**The data:**
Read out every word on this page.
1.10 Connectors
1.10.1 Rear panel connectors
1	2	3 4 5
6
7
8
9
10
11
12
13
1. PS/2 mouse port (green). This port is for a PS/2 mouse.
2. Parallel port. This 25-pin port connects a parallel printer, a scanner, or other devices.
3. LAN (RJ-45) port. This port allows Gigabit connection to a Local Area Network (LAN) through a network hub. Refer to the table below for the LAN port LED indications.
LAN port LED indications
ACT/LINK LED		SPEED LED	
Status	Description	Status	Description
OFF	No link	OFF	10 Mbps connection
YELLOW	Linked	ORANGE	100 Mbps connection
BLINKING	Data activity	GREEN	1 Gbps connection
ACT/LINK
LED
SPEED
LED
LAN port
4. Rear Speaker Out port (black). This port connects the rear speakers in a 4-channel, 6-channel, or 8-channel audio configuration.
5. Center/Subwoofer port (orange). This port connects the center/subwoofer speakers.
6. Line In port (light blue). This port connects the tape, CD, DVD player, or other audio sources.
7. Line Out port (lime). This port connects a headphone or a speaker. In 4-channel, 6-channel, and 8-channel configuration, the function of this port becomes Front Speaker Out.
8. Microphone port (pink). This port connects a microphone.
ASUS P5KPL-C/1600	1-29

...

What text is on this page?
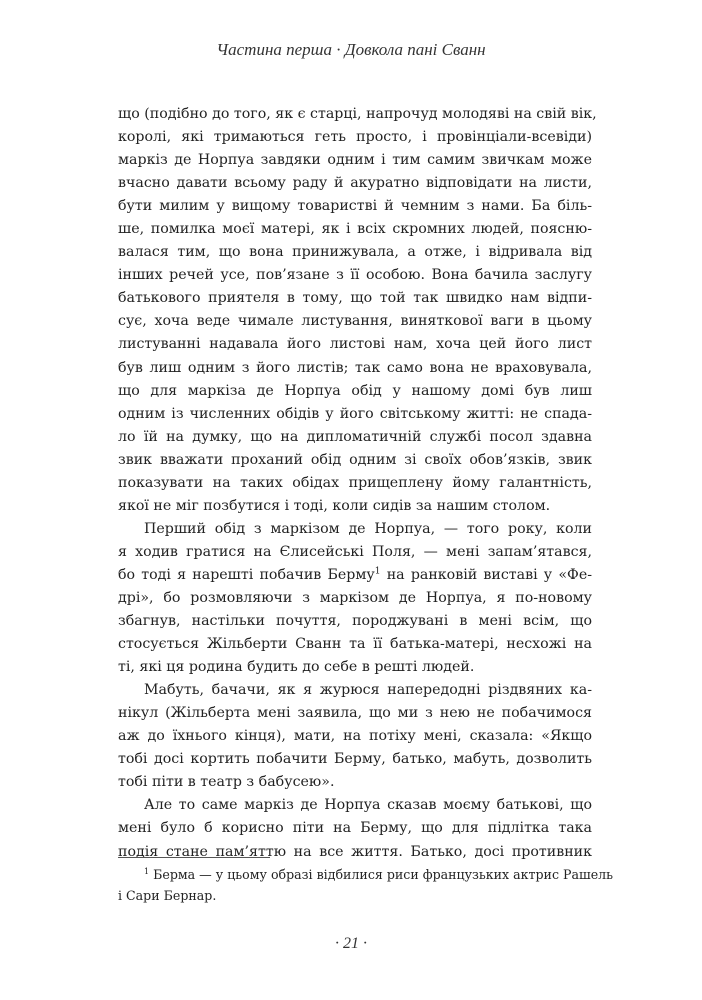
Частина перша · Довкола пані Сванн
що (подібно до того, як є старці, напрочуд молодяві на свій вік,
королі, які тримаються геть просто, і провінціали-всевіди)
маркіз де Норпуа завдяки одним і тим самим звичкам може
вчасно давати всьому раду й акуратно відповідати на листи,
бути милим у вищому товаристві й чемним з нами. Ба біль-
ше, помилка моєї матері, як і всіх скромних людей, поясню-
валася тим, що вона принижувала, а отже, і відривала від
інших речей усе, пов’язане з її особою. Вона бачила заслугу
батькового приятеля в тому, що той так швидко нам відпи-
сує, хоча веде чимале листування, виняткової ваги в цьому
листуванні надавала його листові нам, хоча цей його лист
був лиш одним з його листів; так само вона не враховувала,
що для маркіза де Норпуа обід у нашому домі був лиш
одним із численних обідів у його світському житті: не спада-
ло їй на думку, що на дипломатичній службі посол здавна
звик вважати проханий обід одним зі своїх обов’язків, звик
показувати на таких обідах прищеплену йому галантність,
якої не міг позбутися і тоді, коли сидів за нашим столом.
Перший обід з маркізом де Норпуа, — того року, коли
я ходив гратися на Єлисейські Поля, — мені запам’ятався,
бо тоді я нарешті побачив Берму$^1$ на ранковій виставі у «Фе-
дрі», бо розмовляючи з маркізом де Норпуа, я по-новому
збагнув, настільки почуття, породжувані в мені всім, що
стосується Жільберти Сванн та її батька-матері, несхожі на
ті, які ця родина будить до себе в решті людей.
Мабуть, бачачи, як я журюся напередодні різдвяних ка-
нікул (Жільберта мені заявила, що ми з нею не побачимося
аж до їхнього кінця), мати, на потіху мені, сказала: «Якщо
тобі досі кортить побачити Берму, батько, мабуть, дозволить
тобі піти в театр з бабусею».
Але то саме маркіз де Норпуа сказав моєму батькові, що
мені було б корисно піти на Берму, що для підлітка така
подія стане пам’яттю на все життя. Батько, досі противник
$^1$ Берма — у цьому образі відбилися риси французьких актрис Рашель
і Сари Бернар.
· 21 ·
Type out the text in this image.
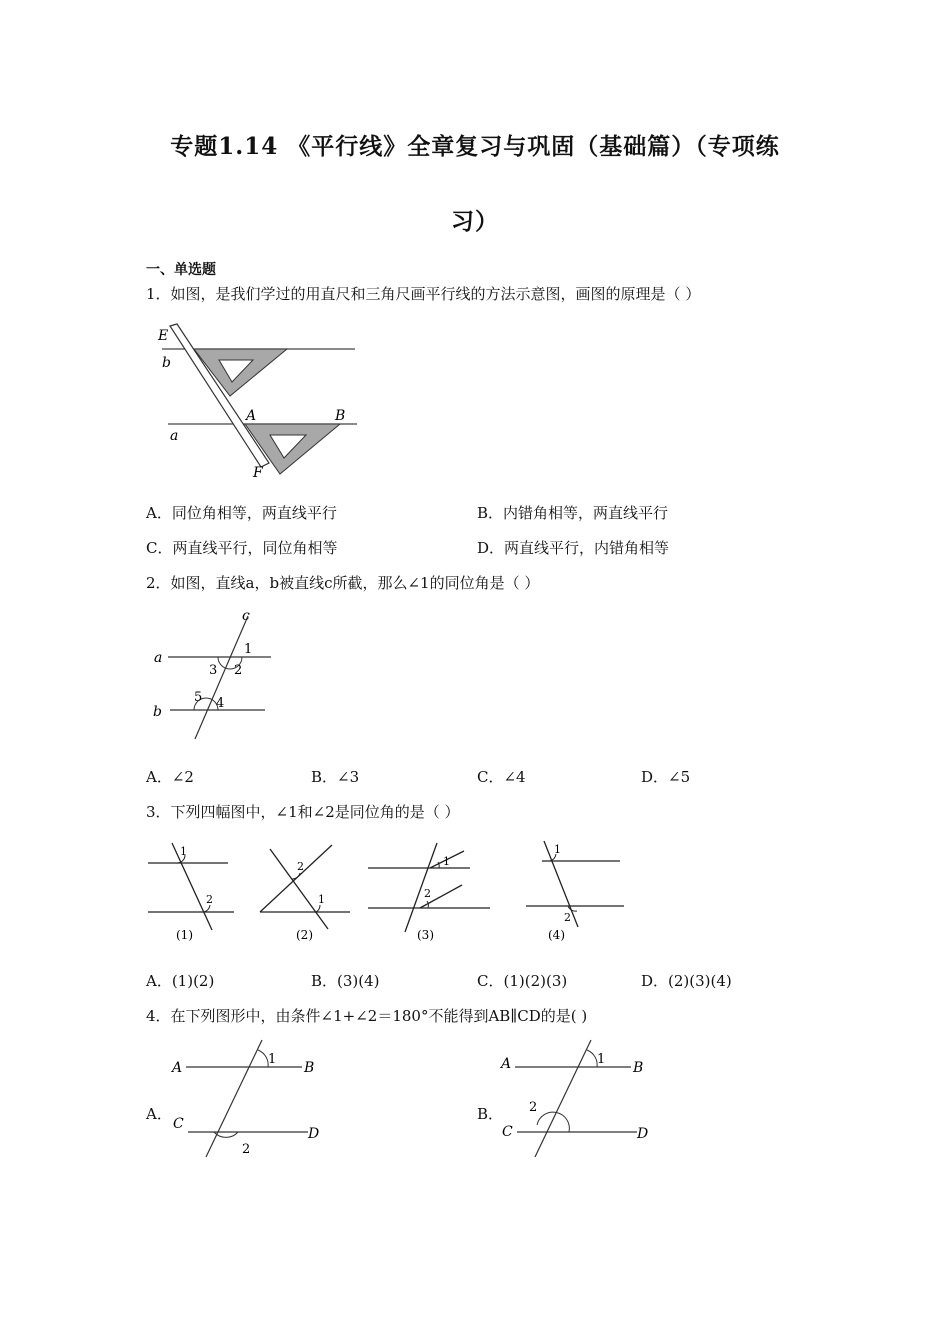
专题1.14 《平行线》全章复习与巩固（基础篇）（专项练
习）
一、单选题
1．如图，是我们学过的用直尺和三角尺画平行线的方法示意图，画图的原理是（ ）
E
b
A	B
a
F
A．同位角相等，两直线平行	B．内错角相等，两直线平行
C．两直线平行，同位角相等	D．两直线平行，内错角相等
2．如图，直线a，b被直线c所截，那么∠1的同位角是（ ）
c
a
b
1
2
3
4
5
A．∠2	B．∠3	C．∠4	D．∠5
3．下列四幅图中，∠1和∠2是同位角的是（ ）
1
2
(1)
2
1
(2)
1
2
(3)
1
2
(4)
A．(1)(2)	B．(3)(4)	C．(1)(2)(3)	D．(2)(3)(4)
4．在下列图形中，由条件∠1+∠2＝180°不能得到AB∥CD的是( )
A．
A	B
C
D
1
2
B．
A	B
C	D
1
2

...

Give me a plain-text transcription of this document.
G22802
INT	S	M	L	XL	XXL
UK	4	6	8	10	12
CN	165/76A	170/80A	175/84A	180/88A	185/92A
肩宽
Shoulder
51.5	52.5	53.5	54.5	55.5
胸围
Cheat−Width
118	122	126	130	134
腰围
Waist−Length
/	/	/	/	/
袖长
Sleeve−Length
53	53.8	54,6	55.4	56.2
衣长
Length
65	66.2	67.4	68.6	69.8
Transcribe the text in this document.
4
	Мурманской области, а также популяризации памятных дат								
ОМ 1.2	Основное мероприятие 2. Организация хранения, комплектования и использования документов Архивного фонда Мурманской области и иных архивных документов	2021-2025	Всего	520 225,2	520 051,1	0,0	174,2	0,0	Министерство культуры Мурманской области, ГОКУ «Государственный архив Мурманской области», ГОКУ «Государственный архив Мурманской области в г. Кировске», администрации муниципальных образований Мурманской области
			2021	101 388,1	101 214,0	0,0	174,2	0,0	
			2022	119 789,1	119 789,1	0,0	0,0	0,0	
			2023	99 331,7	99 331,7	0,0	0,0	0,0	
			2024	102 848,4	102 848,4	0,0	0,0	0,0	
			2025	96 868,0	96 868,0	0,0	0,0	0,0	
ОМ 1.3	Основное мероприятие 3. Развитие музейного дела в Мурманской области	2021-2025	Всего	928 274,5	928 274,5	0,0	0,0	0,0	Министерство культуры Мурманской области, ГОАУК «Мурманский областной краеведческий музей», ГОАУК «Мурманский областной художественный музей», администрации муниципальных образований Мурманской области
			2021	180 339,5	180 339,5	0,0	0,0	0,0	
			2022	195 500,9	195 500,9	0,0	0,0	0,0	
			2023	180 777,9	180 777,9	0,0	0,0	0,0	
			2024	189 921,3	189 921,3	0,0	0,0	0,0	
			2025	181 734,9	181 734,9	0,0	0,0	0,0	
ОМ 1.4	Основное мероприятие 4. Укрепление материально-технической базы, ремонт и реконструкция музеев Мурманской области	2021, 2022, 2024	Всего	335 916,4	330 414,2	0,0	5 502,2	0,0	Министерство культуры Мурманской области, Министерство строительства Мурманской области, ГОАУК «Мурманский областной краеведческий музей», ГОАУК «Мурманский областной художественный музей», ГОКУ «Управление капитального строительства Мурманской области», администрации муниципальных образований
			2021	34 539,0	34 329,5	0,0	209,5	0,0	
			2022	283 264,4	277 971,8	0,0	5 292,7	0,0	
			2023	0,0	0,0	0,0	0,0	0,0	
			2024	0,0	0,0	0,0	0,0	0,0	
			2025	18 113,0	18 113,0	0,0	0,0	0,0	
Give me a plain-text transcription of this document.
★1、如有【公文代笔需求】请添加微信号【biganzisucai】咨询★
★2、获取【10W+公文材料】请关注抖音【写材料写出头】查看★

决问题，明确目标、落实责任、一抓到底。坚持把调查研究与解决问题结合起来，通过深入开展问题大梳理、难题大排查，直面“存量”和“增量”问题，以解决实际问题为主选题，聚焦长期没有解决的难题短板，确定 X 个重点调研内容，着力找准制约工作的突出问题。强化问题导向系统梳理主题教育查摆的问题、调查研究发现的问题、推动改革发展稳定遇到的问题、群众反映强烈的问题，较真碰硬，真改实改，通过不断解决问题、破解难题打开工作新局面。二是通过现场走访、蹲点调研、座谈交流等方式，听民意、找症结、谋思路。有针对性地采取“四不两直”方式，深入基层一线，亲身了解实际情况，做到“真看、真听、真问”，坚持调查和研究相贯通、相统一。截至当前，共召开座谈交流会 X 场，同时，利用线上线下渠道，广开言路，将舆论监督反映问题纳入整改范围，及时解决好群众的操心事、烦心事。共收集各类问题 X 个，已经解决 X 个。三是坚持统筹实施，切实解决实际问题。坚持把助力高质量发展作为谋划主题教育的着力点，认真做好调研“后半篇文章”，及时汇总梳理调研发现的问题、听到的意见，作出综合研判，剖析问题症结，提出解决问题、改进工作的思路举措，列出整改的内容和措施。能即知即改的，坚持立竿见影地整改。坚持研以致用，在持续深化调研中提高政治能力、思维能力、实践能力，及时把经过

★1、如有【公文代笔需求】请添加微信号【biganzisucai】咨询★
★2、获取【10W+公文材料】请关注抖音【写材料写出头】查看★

**What the task asks:**
Search the entries for the word "областной" and copy every line that has it.

**Solution:**
ОМ 1.3	Основное мероприятие 3. Развитие музейного дела в Мурманской области	2021-2025	Всего	928 274,5	928 274,5	0,0	0,0	0,0	Министерство культуры Мурманской области, ГОАУК «Мурманский областной краеведческий музей», ГОАУК «Мурманский областной художественный музей», администрации муниципальных образований Мурманской области
ОМ 1.4	Основное мероприятие 4. Укрепление материально-технической базы, ремонт и реконструкция музеев Мурманской области	2021, 2022, 2024	Всего	335 916,4	330 414,2	0,0	5 502,2	0,0	Министерство культуры Мурманской области, Министерство строительства Мурманской области, ГОАУК «Мурманский областной краеведческий музей», ГОАУК «Мурманский областной художественный музей», ГОКУ «Управление капитального строительства Мурманской области», администрации муниципальных образований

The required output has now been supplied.